**Material for the task:**
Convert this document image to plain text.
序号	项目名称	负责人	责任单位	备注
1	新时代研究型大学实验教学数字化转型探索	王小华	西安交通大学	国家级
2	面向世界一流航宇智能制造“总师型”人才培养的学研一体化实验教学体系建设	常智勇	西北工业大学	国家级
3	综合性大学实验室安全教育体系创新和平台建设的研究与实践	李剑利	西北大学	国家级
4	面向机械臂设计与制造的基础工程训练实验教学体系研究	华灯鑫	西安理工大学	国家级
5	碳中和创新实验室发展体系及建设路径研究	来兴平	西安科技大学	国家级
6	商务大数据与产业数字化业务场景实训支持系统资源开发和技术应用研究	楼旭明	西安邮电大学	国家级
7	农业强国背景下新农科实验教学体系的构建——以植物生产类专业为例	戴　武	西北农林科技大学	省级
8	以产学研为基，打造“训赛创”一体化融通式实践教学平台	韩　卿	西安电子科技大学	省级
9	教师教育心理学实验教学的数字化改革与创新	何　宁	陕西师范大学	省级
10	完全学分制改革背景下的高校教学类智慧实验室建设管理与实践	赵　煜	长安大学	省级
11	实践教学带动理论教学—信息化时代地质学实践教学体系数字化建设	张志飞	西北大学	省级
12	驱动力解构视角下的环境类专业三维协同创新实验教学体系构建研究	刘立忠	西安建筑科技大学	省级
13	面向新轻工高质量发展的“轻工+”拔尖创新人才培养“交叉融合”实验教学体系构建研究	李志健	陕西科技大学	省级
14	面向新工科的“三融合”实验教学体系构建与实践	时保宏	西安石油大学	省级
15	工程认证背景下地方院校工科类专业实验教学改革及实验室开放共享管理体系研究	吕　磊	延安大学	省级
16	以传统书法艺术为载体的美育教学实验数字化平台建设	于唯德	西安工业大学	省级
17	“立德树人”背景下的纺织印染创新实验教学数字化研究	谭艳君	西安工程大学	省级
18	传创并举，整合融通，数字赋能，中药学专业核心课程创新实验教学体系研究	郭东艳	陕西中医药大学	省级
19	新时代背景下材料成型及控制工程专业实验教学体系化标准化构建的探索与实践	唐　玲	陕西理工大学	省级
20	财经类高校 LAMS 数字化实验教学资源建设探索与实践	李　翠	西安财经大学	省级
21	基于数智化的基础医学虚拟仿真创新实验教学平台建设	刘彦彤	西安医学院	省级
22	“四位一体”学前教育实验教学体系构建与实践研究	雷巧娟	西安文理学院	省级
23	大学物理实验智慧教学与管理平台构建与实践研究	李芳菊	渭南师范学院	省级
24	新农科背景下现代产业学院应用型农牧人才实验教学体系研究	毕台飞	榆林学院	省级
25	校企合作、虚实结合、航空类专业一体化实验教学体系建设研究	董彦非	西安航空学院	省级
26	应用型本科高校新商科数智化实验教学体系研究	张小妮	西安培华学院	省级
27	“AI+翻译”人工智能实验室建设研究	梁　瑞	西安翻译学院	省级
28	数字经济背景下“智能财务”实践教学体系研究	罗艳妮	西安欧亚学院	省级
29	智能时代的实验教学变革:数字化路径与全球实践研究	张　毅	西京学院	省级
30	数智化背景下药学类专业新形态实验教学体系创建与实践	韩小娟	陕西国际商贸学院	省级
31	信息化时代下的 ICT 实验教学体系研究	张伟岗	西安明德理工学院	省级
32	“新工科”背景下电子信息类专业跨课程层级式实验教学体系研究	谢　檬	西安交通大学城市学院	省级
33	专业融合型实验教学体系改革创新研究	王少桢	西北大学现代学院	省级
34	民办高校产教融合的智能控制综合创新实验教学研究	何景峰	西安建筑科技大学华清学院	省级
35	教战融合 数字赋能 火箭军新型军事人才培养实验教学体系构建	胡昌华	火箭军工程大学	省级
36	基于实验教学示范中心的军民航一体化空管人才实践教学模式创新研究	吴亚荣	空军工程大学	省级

**Problem to work on:** State how many lines of the listing above include the word "数字赋能". Give nothing but the number.

**Written answer:** 2